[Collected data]
_____
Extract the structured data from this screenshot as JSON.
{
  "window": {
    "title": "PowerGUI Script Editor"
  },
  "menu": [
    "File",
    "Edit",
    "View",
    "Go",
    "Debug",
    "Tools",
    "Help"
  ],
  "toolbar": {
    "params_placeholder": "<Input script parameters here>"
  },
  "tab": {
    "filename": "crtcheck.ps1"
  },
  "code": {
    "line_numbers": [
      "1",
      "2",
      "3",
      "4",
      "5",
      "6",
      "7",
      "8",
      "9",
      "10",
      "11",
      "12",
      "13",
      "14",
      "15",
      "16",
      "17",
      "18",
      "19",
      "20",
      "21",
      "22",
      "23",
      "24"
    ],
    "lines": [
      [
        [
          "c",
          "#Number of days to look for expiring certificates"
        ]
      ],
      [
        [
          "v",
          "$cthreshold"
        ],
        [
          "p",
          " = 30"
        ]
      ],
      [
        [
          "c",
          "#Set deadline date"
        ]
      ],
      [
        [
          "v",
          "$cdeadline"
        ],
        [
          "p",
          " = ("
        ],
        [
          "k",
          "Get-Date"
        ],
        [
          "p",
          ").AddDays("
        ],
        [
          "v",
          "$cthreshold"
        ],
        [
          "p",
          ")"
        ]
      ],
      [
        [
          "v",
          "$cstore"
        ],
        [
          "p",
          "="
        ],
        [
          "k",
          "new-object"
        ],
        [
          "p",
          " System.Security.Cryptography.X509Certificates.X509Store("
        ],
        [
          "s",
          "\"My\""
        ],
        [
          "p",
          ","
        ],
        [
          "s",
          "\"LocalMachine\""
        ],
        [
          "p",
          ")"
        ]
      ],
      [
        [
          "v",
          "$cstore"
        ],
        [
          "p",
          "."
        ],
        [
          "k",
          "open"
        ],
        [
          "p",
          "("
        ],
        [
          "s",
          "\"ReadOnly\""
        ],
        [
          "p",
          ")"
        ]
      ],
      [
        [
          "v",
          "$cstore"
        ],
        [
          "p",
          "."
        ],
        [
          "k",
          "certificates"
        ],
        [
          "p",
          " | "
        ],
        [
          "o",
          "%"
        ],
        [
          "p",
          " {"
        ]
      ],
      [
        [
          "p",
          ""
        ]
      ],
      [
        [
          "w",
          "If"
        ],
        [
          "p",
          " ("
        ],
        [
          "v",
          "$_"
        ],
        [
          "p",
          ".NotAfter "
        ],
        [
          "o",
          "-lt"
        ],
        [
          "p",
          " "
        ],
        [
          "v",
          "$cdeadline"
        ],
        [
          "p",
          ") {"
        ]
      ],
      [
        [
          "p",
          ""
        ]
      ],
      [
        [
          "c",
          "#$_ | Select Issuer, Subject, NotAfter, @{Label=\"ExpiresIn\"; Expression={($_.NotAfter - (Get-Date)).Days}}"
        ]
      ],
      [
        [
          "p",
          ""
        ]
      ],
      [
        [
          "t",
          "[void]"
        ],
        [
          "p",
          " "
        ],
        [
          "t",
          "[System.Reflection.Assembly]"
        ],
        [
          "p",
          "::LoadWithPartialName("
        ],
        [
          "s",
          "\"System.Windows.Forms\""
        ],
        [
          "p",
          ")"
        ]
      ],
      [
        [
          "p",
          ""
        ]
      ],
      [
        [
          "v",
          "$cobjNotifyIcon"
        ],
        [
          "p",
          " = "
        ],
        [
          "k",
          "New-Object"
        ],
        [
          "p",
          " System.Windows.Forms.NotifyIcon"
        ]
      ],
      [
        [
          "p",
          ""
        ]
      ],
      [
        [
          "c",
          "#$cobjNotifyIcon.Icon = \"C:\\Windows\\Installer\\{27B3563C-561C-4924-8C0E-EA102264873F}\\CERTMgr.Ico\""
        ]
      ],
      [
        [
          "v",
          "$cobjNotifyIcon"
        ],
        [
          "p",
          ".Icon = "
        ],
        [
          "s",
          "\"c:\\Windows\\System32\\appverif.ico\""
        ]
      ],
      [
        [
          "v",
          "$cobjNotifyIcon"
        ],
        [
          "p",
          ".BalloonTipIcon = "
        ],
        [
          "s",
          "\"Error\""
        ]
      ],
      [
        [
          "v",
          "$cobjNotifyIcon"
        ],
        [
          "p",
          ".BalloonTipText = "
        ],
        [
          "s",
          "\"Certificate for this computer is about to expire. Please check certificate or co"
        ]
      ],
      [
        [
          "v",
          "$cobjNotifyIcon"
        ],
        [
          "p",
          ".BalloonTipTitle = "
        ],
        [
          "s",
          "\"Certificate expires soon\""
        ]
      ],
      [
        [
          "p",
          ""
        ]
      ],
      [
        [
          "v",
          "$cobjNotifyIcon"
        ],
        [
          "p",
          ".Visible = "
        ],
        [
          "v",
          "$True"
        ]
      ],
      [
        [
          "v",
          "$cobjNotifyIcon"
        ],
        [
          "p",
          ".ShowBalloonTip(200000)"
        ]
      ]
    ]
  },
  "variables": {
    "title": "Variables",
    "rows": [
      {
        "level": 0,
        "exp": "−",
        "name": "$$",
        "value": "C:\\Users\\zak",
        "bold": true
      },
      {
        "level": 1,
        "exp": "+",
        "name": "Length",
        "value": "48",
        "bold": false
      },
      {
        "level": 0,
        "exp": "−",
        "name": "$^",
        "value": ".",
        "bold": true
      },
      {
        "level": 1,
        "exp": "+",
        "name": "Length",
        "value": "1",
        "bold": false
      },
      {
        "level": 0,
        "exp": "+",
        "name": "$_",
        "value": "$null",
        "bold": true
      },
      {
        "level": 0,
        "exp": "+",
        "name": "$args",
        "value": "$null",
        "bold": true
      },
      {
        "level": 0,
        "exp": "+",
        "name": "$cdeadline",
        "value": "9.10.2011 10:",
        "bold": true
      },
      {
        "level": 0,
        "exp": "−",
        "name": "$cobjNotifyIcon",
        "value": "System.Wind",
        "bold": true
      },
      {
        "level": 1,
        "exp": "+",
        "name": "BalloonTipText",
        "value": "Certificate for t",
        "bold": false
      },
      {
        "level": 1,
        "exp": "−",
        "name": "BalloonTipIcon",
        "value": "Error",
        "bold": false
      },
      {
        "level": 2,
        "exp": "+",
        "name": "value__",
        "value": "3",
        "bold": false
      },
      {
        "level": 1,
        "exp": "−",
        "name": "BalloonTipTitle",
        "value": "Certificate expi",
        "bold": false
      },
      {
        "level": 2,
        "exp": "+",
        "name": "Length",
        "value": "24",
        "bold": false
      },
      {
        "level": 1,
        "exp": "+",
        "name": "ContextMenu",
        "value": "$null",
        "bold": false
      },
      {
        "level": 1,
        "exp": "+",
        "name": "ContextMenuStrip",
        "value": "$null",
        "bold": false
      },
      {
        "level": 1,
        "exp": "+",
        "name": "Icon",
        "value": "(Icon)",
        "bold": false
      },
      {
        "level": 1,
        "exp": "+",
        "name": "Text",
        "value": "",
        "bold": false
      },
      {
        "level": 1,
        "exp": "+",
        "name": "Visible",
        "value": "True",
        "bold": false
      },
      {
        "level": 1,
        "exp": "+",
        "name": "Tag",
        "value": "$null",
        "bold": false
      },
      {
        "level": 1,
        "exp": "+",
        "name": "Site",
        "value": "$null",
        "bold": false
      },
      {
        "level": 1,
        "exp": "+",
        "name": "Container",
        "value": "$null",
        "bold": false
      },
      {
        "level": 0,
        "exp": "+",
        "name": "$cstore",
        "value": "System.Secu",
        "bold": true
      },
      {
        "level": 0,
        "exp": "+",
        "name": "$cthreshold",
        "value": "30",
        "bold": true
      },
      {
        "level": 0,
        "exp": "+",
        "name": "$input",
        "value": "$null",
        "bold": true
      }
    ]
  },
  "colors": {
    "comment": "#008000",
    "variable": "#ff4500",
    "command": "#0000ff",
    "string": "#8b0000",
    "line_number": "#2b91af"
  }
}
_____
## WORK INSTRUCTIONS
Report every line in the data above in which the word "Forms" appears.

## RESPONSE FOR THIS EXERCISE
          "\"System.Windows.Forms\""
          " System.Windows.Forms.NotifyIcon"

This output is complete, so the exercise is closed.